● **Instruction**
Copy out each line containing "JSON" from the entries below.

● **Material shown**
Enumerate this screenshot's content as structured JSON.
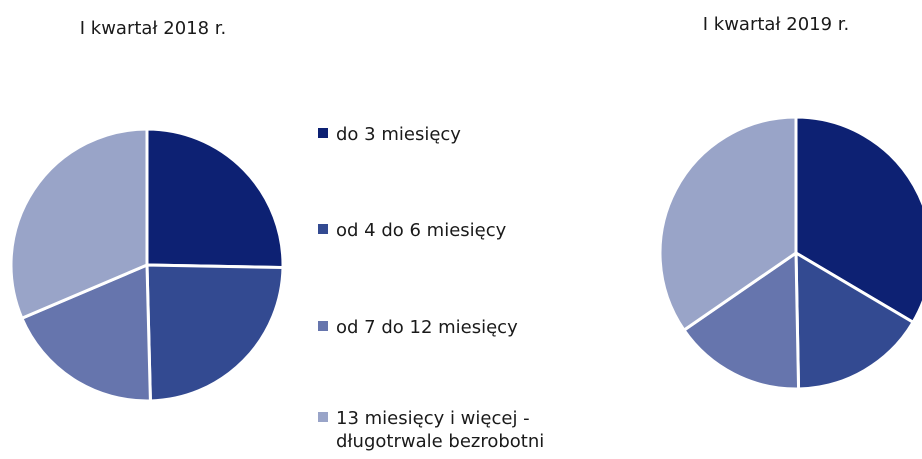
{
  "chart_data": [
    {
      "type": "pie",
      "title": "I kwartał 2018 r.",
      "categories": [
        "do 3 miesięcy",
        "od 4 do 6 miesięcy",
        "od 7 do 12 miesięcy",
        "13 miesięcy i więcej - długotrwale bezrobotni"
      ],
      "values": [
        25.3,
        24.3,
        19.0,
        31.4
      ],
      "colors": [
        "#0d2173",
        "#334a91",
        "#6675ad",
        "#99a4c8"
      ],
      "start_direction": "12 o'clock",
      "direction": "clockwise"
    },
    {
      "type": "pie",
      "title": "I kwartał 2019 r.",
      "categories": [
        "do 3 miesięcy",
        "od 4 do 6 miesięcy",
        "od 7 do 12 miesięcy",
        "13 miesięcy i więcej - długotrwale bezrobotni"
      ],
      "values": [
        33.5,
        16.2,
        15.7,
        34.6
      ],
      "colors": [
        "#0d2173",
        "#334a91",
        "#6675ad",
        "#99a4c8"
      ],
      "start_direction": "12 o'clock",
      "direction": "clockwise"
    }
  ],
  "legend": {
    "placement": "center",
    "items": [
      {
        "label_lines": [
          "do 3 miesięcy"
        ],
        "color": "#0d2173"
      },
      {
        "label_lines": [
          "od 4 do 6 miesięcy"
        ],
        "color": "#334a91"
      },
      {
        "label_lines": [
          "od 7 do 12 miesięcy"
        ],
        "color": "#6675ad"
      },
      {
        "label_lines": [
          "13 miesięcy i więcej -",
          "długotrwale bezrobotni"
        ],
        "color": "#99a4c8"
      }
    ]
  },
  "style": {
    "slice_border_color": "#ffffff",
    "text_color": "#1a1a1a"
  }
}
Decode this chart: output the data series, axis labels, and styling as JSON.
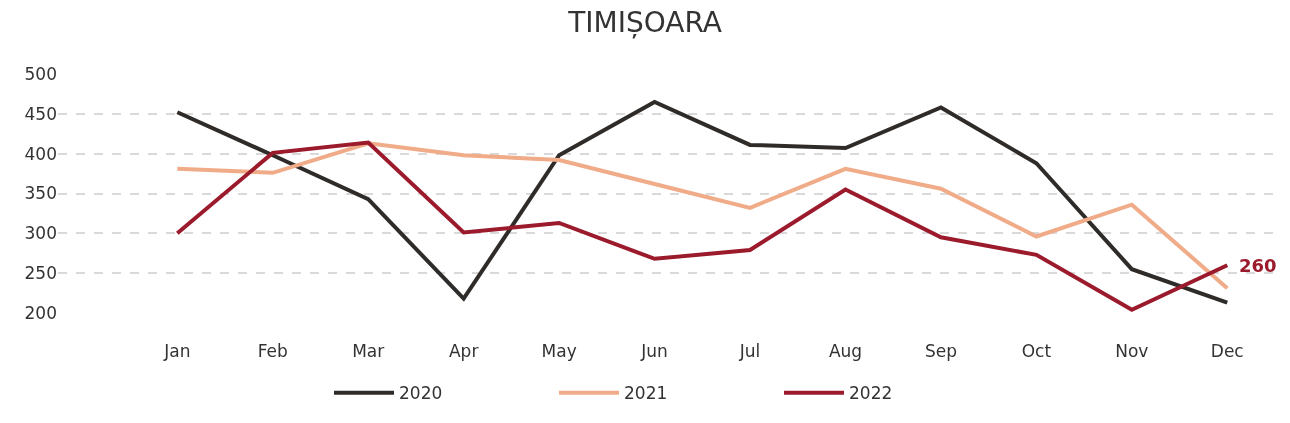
{
  "chart_data": {
    "type": "line",
    "title": "TIMIȘOARA",
    "categories": [
      "Jan",
      "Feb",
      "Mar",
      "Apr",
      "May",
      "Jun",
      "Jul",
      "Aug",
      "Sep",
      "Oct",
      "Nov",
      "Dec"
    ],
    "series": [
      {
        "name": "2020",
        "color": "#2f2b28",
        "values": [
          452,
          398,
          343,
          218,
          398,
          465,
          411,
          407,
          458,
          388,
          255,
          213
        ]
      },
      {
        "name": "2021",
        "color": "#f0ab88",
        "values": [
          381,
          376,
          413,
          398,
          392,
          362,
          332,
          381,
          356,
          296,
          336,
          231
        ]
      },
      {
        "name": "2022",
        "color": "#9b1a2c",
        "values": [
          300,
          401,
          414,
          301,
          313,
          268,
          279,
          355,
          295,
          273,
          204,
          260
        ],
        "value_labels": [
          null,
          null,
          null,
          null,
          null,
          null,
          null,
          null,
          null,
          null,
          null,
          "260"
        ]
      }
    ],
    "ylim": [
      200,
      500
    ],
    "yticks": [
      200,
      250,
      300,
      350,
      400,
      450,
      500
    ],
    "grid": "y",
    "legend": "bottom",
    "marker": "none",
    "line_style": "solid"
  }
}
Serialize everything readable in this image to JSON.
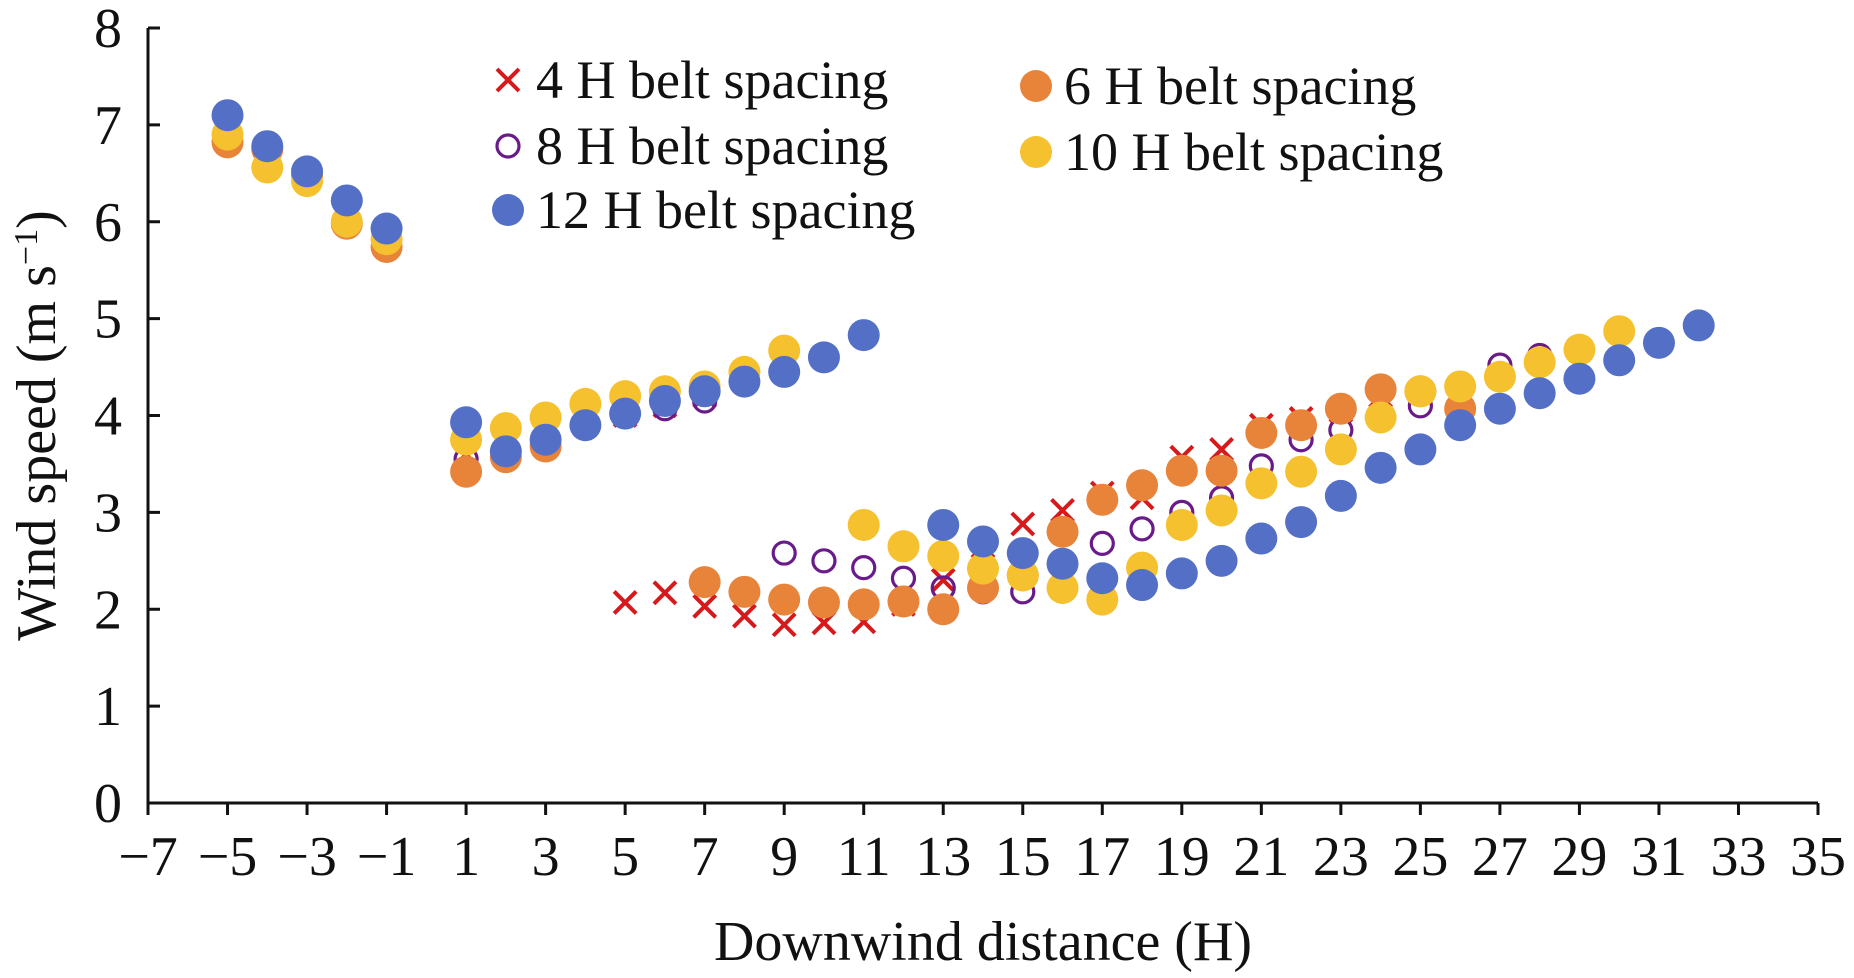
{
  "chart_data": {
    "type": "scatter",
    "xlabel": "Downwind distance (H)",
    "ylabel": "Wind speed (m s",
    "ylabel_sup": "−1",
    "ylabel_end": ")",
    "xlim": [
      -7,
      35
    ],
    "ylim": [
      0,
      8
    ],
    "x_ticks": [
      -7,
      -5,
      -3,
      -1,
      1,
      3,
      5,
      7,
      9,
      11,
      13,
      15,
      17,
      19,
      21,
      23,
      25,
      27,
      29,
      31,
      33,
      35
    ],
    "x_tick_labels": [
      "−7",
      "−5",
      "−3",
      "−1",
      "1",
      "3",
      "5",
      "7",
      "9",
      "11",
      "13",
      "15",
      "17",
      "19",
      "21",
      "23",
      "25",
      "27",
      "29",
      "31",
      "33",
      "35"
    ],
    "y_ticks": [
      0,
      1,
      2,
      3,
      4,
      5,
      6,
      7,
      8
    ],
    "y_tick_labels": [
      "0",
      "1",
      "2",
      "3",
      "4",
      "5",
      "6",
      "7",
      "8"
    ],
    "grid": false,
    "legend_position": "top",
    "series": [
      {
        "name": "4 H belt spacing",
        "marker": "x",
        "color": "#d7191c",
        "points": [
          [
            -5,
            6.95
          ],
          [
            -4,
            6.75
          ],
          [
            -3,
            6.5
          ],
          [
            -2,
            6.0
          ],
          [
            -1,
            5.85
          ],
          [
            1,
            3.6
          ],
          [
            2,
            3.6
          ],
          [
            3,
            3.75
          ],
          [
            4,
            3.9
          ],
          [
            5,
            4.0
          ],
          [
            6,
            4.1
          ],
          [
            7,
            4.2
          ],
          [
            5,
            2.07
          ],
          [
            6,
            2.17
          ],
          [
            7,
            2.03
          ],
          [
            8,
            1.93
          ],
          [
            9,
            1.84
          ],
          [
            10,
            1.86
          ],
          [
            11,
            1.87
          ],
          [
            12,
            2.05
          ],
          [
            13,
            2.3
          ],
          [
            14,
            2.45
          ],
          [
            15,
            2.88
          ],
          [
            16,
            3.02
          ],
          [
            17,
            3.2
          ],
          [
            18,
            3.15
          ],
          [
            19,
            3.57
          ],
          [
            20,
            3.65
          ],
          [
            21,
            3.9
          ],
          [
            22,
            3.97
          ],
          [
            23,
            4.05
          ],
          [
            24,
            4.2
          ]
        ]
      },
      {
        "name": "6 H belt spacing",
        "marker": "filled",
        "color": "#e8833a",
        "points": [
          [
            -5,
            6.82
          ],
          [
            -4,
            6.75
          ],
          [
            -3,
            6.48
          ],
          [
            -2,
            5.98
          ],
          [
            -1,
            5.74
          ],
          [
            1,
            3.42
          ],
          [
            2,
            3.57
          ],
          [
            3,
            3.68
          ],
          [
            7,
            2.28
          ],
          [
            8,
            2.18
          ],
          [
            9,
            2.1
          ],
          [
            10,
            2.07
          ],
          [
            11,
            2.05
          ],
          [
            12,
            2.08
          ],
          [
            13,
            2.0
          ],
          [
            14,
            2.22
          ],
          [
            15,
            2.35
          ],
          [
            16,
            2.8
          ],
          [
            17,
            3.13
          ],
          [
            18,
            3.28
          ],
          [
            19,
            3.43
          ],
          [
            20,
            3.43
          ],
          [
            21,
            3.82
          ],
          [
            22,
            3.9
          ],
          [
            23,
            4.07
          ],
          [
            24,
            4.27
          ],
          [
            25,
            4.25
          ],
          [
            26,
            4.07
          ]
        ]
      },
      {
        "name": "8 H belt spacing",
        "marker": "open",
        "color": "#6a1b8a",
        "points": [
          [
            -5,
            6.95
          ],
          [
            -4,
            6.75
          ],
          [
            -3,
            6.5
          ],
          [
            -2,
            6.0
          ],
          [
            -1,
            5.85
          ],
          [
            1,
            3.55
          ],
          [
            2,
            3.6
          ],
          [
            3,
            3.75
          ],
          [
            4,
            3.9
          ],
          [
            5,
            4.0
          ],
          [
            6,
            4.07
          ],
          [
            7,
            4.15
          ],
          [
            9,
            2.58
          ],
          [
            10,
            2.5
          ],
          [
            11,
            2.43
          ],
          [
            12,
            2.32
          ],
          [
            13,
            2.22
          ],
          [
            14,
            2.18
          ],
          [
            15,
            2.18
          ],
          [
            16,
            2.45
          ],
          [
            17,
            2.68
          ],
          [
            18,
            2.83
          ],
          [
            19,
            3.0
          ],
          [
            20,
            3.15
          ],
          [
            21,
            3.48
          ],
          [
            22,
            3.75
          ],
          [
            23,
            3.85
          ],
          [
            24,
            3.95
          ],
          [
            25,
            4.1
          ],
          [
            26,
            4.33
          ],
          [
            27,
            4.52
          ],
          [
            28,
            4.62
          ]
        ]
      },
      {
        "name": "10 H belt spacing",
        "marker": "filled",
        "color": "#f6c12e",
        "points": [
          [
            -5,
            6.9
          ],
          [
            -4,
            6.56
          ],
          [
            -3,
            6.42
          ],
          [
            -2,
            6.0
          ],
          [
            -1,
            5.82
          ],
          [
            1,
            3.75
          ],
          [
            2,
            3.87
          ],
          [
            3,
            3.98
          ],
          [
            4,
            4.12
          ],
          [
            5,
            4.2
          ],
          [
            6,
            4.25
          ],
          [
            7,
            4.3
          ],
          [
            8,
            4.45
          ],
          [
            9,
            4.67
          ],
          [
            11,
            2.87
          ],
          [
            12,
            2.65
          ],
          [
            13,
            2.55
          ],
          [
            14,
            2.42
          ],
          [
            15,
            2.35
          ],
          [
            16,
            2.22
          ],
          [
            17,
            2.1
          ],
          [
            18,
            2.43
          ],
          [
            19,
            2.87
          ],
          [
            20,
            3.02
          ],
          [
            21,
            3.3
          ],
          [
            22,
            3.42
          ],
          [
            23,
            3.65
          ],
          [
            24,
            3.98
          ],
          [
            25,
            4.25
          ],
          [
            26,
            4.3
          ],
          [
            27,
            4.4
          ],
          [
            28,
            4.55
          ],
          [
            29,
            4.68
          ],
          [
            30,
            4.87
          ]
        ]
      },
      {
        "name": "12 H belt spacing",
        "marker": "filled",
        "color": "#5470c6",
        "points": [
          [
            -5,
            7.1
          ],
          [
            -4,
            6.78
          ],
          [
            -3,
            6.52
          ],
          [
            -2,
            6.22
          ],
          [
            -1,
            5.93
          ],
          [
            1,
            3.93
          ],
          [
            2,
            3.63
          ],
          [
            3,
            3.75
          ],
          [
            4,
            3.9
          ],
          [
            5,
            4.02
          ],
          [
            6,
            4.15
          ],
          [
            7,
            4.25
          ],
          [
            8,
            4.35
          ],
          [
            9,
            4.45
          ],
          [
            10,
            4.6
          ],
          [
            11,
            4.83
          ],
          [
            13,
            2.87
          ],
          [
            14,
            2.7
          ],
          [
            15,
            2.58
          ],
          [
            16,
            2.47
          ],
          [
            17,
            2.32
          ],
          [
            18,
            2.25
          ],
          [
            19,
            2.37
          ],
          [
            20,
            2.5
          ],
          [
            21,
            2.73
          ],
          [
            22,
            2.9
          ],
          [
            23,
            3.17
          ],
          [
            24,
            3.46
          ],
          [
            25,
            3.65
          ],
          [
            26,
            3.9
          ],
          [
            27,
            4.07
          ],
          [
            28,
            4.23
          ],
          [
            29,
            4.38
          ],
          [
            30,
            4.57
          ],
          [
            31,
            4.75
          ],
          [
            32,
            4.93
          ]
        ]
      }
    ]
  }
}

● **Solution**
Enumerate this screenshot's content as structured JSON.
Decode this chart: output the data series, axis labels, and styling as JSON.
Serialize everything readable in this image to JSON.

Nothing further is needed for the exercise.